-- SOURCE RECORDS start --

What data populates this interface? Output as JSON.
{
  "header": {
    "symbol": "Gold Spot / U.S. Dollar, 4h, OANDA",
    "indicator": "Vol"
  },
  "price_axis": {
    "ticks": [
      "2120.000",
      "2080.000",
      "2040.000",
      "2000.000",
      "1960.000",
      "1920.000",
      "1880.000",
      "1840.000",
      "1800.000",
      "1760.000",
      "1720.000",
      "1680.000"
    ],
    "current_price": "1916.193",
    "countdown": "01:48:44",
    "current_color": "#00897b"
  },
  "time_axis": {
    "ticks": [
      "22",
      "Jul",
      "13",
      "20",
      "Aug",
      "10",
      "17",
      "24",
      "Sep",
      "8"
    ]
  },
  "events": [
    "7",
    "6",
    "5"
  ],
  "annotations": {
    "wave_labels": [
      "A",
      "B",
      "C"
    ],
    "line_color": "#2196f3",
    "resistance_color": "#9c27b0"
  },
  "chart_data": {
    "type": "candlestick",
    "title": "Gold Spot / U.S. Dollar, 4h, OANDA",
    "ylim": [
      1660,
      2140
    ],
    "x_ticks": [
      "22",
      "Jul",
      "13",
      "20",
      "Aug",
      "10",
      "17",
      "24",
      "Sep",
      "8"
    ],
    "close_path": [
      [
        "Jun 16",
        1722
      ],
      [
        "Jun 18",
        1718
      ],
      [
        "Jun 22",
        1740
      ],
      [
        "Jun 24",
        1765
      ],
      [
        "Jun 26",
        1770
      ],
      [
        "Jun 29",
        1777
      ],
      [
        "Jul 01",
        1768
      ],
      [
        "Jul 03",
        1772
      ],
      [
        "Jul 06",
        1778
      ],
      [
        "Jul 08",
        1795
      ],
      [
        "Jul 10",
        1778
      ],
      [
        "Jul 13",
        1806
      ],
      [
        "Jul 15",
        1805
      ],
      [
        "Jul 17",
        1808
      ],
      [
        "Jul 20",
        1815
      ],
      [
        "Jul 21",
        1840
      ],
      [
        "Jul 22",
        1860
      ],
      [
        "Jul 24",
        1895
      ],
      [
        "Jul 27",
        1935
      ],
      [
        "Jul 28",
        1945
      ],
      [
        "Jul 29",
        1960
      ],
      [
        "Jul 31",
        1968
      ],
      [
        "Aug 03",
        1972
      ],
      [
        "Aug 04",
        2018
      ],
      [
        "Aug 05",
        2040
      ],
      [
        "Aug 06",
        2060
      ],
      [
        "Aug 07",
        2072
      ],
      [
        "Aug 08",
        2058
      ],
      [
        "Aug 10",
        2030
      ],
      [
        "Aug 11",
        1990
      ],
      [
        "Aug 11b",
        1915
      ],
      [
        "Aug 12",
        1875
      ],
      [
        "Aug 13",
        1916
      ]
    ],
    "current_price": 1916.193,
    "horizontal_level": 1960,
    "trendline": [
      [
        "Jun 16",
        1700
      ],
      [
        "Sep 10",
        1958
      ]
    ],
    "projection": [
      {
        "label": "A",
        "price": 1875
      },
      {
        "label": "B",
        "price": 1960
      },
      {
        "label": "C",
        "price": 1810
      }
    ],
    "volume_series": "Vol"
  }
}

-- SOURCE RECORDS end --

YOUR TASK: Pull every line containing "Gold" from the material above.

EXERCISE RESPONSE:
    "symbol": "Gold Spot / U.S. Dollar, 4h, OANDA",
    "title": "Gold Spot / U.S. Dollar, 4h, OANDA",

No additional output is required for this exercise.